EXTRACTED ENTRIES →
────────────────

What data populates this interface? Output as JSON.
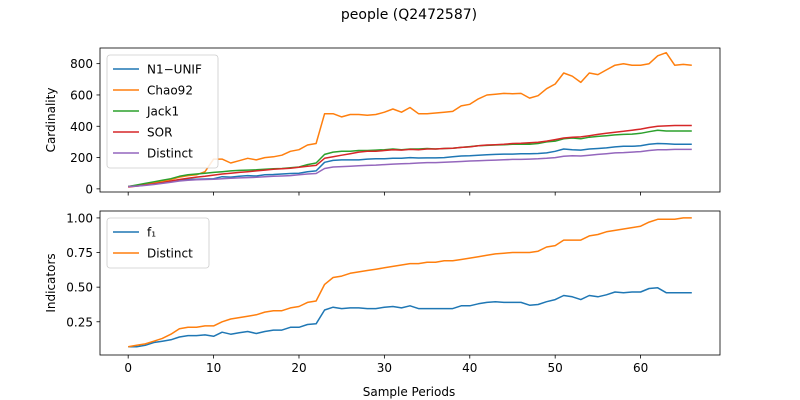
{
  "figure": {
    "title": "people (Q2472587)",
    "xlabel": "Sample Periods"
  },
  "chart_data": [
    {
      "type": "line",
      "ylabel": "Cardinality",
      "xlim": [
        -3.3,
        69.3
      ],
      "ylim": [
        -20,
        900
      ],
      "xticks": [
        "0",
        "10",
        "20",
        "30",
        "40",
        "50",
        "60"
      ],
      "xtick_values": [
        0,
        10,
        20,
        30,
        40,
        50,
        60
      ],
      "show_xtick_labels": false,
      "yticks": [
        "0",
        "200",
        "400",
        "600",
        "800"
      ],
      "ytick_values": [
        0,
        200,
        400,
        600,
        800
      ],
      "grid": false,
      "legend_position": "top-left",
      "x": [
        0,
        1,
        2,
        3,
        4,
        5,
        6,
        7,
        8,
        9,
        10,
        11,
        12,
        13,
        14,
        15,
        16,
        17,
        18,
        19,
        20,
        21,
        22,
        23,
        24,
        25,
        26,
        27,
        28,
        29,
        30,
        31,
        32,
        33,
        34,
        35,
        36,
        37,
        38,
        39,
        40,
        41,
        42,
        43,
        44,
        45,
        46,
        47,
        48,
        49,
        50,
        51,
        52,
        53,
        54,
        55,
        56,
        57,
        58,
        59,
        60,
        61,
        62,
        63,
        64,
        65,
        66
      ],
      "series": [
        {
          "name": "N1−UNIF",
          "color": "#1f77b4",
          "values": [
            15,
            20,
            25,
            32,
            40,
            48,
            55,
            60,
            62,
            63,
            65,
            78,
            75,
            80,
            85,
            82,
            90,
            92,
            95,
            98,
            100,
            110,
            115,
            170,
            182,
            185,
            185,
            185,
            190,
            192,
            193,
            195,
            195,
            200,
            197,
            198,
            198,
            200,
            205,
            210,
            212,
            215,
            218,
            220,
            222,
            222,
            224,
            225,
            226,
            230,
            240,
            255,
            250,
            248,
            255,
            258,
            262,
            268,
            272,
            272,
            275,
            285,
            290,
            288,
            285,
            285,
            285
          ]
        },
        {
          "name": "Chao92",
          "color": "#ff7f0e",
          "values": [
            15,
            22,
            28,
            38,
            48,
            60,
            75,
            85,
            90,
            110,
            190,
            190,
            165,
            180,
            195,
            185,
            200,
            205,
            215,
            240,
            250,
            280,
            290,
            480,
            480,
            460,
            475,
            475,
            470,
            475,
            490,
            510,
            490,
            520,
            480,
            480,
            485,
            490,
            495,
            530,
            540,
            575,
            600,
            605,
            610,
            608,
            610,
            580,
            595,
            640,
            670,
            740,
            720,
            680,
            740,
            730,
            760,
            790,
            800,
            790,
            790,
            800,
            850,
            870,
            790,
            795,
            790
          ]
        },
        {
          "name": "Jack1",
          "color": "#2ca02c",
          "values": [
            15,
            25,
            35,
            45,
            55,
            65,
            80,
            90,
            95,
            100,
            105,
            110,
            115,
            118,
            120,
            122,
            125,
            128,
            130,
            135,
            140,
            155,
            165,
            220,
            235,
            240,
            240,
            245,
            245,
            248,
            250,
            255,
            250,
            255,
            255,
            258,
            255,
            258,
            260,
            265,
            270,
            275,
            278,
            280,
            282,
            285,
            285,
            285,
            290,
            300,
            305,
            320,
            325,
            320,
            330,
            335,
            340,
            345,
            348,
            350,
            355,
            365,
            375,
            370,
            370,
            370,
            370
          ]
        },
        {
          "name": "SOR",
          "color": "#d62728",
          "values": [
            12,
            18,
            25,
            32,
            40,
            50,
            60,
            68,
            75,
            80,
            88,
            95,
            100,
            105,
            110,
            115,
            120,
            125,
            128,
            132,
            138,
            145,
            150,
            195,
            205,
            215,
            225,
            235,
            240,
            240,
            245,
            250,
            248,
            252,
            250,
            255,
            255,
            258,
            260,
            265,
            268,
            275,
            280,
            282,
            285,
            290,
            292,
            295,
            298,
            305,
            315,
            325,
            330,
            332,
            340,
            348,
            355,
            362,
            368,
            375,
            382,
            392,
            400,
            402,
            405,
            405,
            405
          ]
        },
        {
          "name": "Distinct",
          "color": "#9467bd",
          "values": [
            15,
            18,
            22,
            28,
            35,
            42,
            50,
            55,
            58,
            60,
            62,
            65,
            68,
            70,
            72,
            74,
            78,
            80,
            82,
            85,
            90,
            95,
            98,
            130,
            140,
            142,
            145,
            148,
            150,
            152,
            155,
            158,
            160,
            162,
            165,
            168,
            168,
            170,
            172,
            175,
            178,
            180,
            182,
            184,
            186,
            188,
            188,
            190,
            192,
            195,
            200,
            208,
            212,
            210,
            215,
            220,
            225,
            230,
            232,
            235,
            238,
            245,
            250,
            250,
            252,
            252,
            252
          ]
        }
      ]
    },
    {
      "type": "line",
      "ylabel": "Indicators",
      "xlim": [
        -3.3,
        69.3
      ],
      "ylim": [
        0.01,
        1.05
      ],
      "xticks": [
        "0",
        "10",
        "20",
        "30",
        "40",
        "50",
        "60"
      ],
      "xtick_values": [
        0,
        10,
        20,
        30,
        40,
        50,
        60
      ],
      "show_xtick_labels": true,
      "yticks": [
        "0.25",
        "0.50",
        "0.75",
        "1.00"
      ],
      "ytick_values": [
        0.25,
        0.5,
        0.75,
        1.0
      ],
      "grid": false,
      "legend_position": "top-left",
      "x": [
        0,
        1,
        2,
        3,
        4,
        5,
        6,
        7,
        8,
        9,
        10,
        11,
        12,
        13,
        14,
        15,
        16,
        17,
        18,
        19,
        20,
        21,
        22,
        23,
        24,
        25,
        26,
        27,
        28,
        29,
        30,
        31,
        32,
        33,
        34,
        35,
        36,
        37,
        38,
        39,
        40,
        41,
        42,
        43,
        44,
        45,
        46,
        47,
        48,
        49,
        50,
        51,
        52,
        53,
        54,
        55,
        56,
        57,
        58,
        59,
        60,
        61,
        62,
        63,
        64,
        65,
        66
      ],
      "series": [
        {
          "name": "f₁",
          "color": "#1f77b4",
          "values": [
            0.07,
            0.07,
            0.08,
            0.1,
            0.11,
            0.12,
            0.14,
            0.15,
            0.15,
            0.155,
            0.145,
            0.175,
            0.16,
            0.17,
            0.18,
            0.165,
            0.18,
            0.19,
            0.19,
            0.21,
            0.21,
            0.23,
            0.235,
            0.335,
            0.355,
            0.345,
            0.35,
            0.35,
            0.345,
            0.345,
            0.355,
            0.36,
            0.35,
            0.365,
            0.345,
            0.345,
            0.345,
            0.345,
            0.345,
            0.365,
            0.365,
            0.38,
            0.39,
            0.395,
            0.39,
            0.39,
            0.39,
            0.37,
            0.375,
            0.395,
            0.41,
            0.44,
            0.43,
            0.41,
            0.44,
            0.43,
            0.445,
            0.465,
            0.46,
            0.465,
            0.465,
            0.49,
            0.495,
            0.46,
            0.46,
            0.46,
            0.46
          ]
        },
        {
          "name": "Distinct",
          "color": "#ff7f0e",
          "values": [
            0.07,
            0.08,
            0.09,
            0.11,
            0.13,
            0.16,
            0.2,
            0.21,
            0.21,
            0.22,
            0.22,
            0.25,
            0.27,
            0.28,
            0.29,
            0.3,
            0.32,
            0.33,
            0.33,
            0.35,
            0.36,
            0.39,
            0.4,
            0.52,
            0.57,
            0.58,
            0.6,
            0.61,
            0.62,
            0.63,
            0.64,
            0.65,
            0.66,
            0.67,
            0.67,
            0.68,
            0.68,
            0.69,
            0.69,
            0.7,
            0.71,
            0.72,
            0.73,
            0.74,
            0.745,
            0.75,
            0.75,
            0.75,
            0.76,
            0.79,
            0.8,
            0.84,
            0.84,
            0.84,
            0.87,
            0.88,
            0.9,
            0.91,
            0.92,
            0.93,
            0.94,
            0.97,
            0.99,
            0.99,
            0.99,
            1.0,
            1.0
          ]
        }
      ]
    }
  ]
}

────────────────

INSTRUCTIONS TO FOLLOW →
Track down every line with the word "ylabel" and copy it.

TASK ANSWER →
      "ylabel": "Cardinality",
      "ylabel": "Indicators",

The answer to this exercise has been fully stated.